### WHAT YOU ARE ASKED TO DO
Extract all lines containing "type".

'''

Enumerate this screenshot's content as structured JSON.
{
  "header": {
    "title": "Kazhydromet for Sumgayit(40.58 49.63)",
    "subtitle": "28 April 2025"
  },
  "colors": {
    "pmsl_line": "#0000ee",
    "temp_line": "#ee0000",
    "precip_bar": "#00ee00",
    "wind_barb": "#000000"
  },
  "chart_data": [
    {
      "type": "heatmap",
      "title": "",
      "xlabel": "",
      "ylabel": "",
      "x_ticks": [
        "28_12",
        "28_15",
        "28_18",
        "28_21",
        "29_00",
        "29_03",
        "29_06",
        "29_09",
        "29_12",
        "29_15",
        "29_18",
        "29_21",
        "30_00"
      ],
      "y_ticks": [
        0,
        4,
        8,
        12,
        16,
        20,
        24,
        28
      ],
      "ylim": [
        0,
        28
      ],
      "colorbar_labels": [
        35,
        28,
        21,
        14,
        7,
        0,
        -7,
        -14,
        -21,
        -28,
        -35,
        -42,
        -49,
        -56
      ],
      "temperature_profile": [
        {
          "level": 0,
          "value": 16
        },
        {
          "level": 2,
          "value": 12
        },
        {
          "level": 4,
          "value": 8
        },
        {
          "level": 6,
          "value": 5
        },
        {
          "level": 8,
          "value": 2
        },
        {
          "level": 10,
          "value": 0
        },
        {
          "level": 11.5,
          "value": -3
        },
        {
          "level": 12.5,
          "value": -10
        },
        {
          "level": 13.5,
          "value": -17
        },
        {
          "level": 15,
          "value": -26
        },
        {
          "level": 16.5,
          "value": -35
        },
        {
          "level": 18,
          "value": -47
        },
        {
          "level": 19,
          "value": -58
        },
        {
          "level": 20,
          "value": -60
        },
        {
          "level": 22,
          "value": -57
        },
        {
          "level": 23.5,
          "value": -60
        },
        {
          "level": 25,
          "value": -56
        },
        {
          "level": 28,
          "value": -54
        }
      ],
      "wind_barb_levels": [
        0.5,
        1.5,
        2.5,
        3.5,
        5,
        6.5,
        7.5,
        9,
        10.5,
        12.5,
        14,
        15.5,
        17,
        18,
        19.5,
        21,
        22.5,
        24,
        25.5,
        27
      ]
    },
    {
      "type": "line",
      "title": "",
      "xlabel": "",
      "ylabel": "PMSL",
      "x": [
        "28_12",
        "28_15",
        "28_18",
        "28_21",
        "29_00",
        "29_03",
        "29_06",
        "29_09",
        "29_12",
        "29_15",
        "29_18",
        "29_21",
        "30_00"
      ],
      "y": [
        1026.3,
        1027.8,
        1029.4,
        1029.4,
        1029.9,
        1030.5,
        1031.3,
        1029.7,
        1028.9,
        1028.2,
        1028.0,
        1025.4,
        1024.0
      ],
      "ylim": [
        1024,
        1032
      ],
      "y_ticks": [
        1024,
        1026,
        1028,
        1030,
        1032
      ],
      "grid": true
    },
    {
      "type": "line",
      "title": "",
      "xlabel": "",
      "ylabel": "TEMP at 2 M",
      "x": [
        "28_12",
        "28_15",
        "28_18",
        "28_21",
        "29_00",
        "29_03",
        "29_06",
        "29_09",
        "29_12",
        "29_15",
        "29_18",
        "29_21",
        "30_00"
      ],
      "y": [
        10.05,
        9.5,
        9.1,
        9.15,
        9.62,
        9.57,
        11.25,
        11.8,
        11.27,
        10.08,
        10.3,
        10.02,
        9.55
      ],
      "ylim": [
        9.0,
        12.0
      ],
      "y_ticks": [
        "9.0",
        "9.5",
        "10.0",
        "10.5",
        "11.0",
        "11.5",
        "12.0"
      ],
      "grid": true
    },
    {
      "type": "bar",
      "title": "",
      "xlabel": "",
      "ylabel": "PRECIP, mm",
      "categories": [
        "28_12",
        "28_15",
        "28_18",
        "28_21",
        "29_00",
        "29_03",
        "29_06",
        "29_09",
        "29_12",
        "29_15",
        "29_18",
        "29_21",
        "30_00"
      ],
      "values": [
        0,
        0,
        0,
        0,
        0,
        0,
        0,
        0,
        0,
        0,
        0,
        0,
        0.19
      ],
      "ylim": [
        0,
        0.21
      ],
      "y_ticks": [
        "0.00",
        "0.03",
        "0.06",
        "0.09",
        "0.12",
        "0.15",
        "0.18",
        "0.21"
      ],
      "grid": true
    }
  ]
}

'''

### RESPONSE TO THE TASK
      "type": "heatmap",
      "type": "line",
      "type": "line",
      "type": "bar",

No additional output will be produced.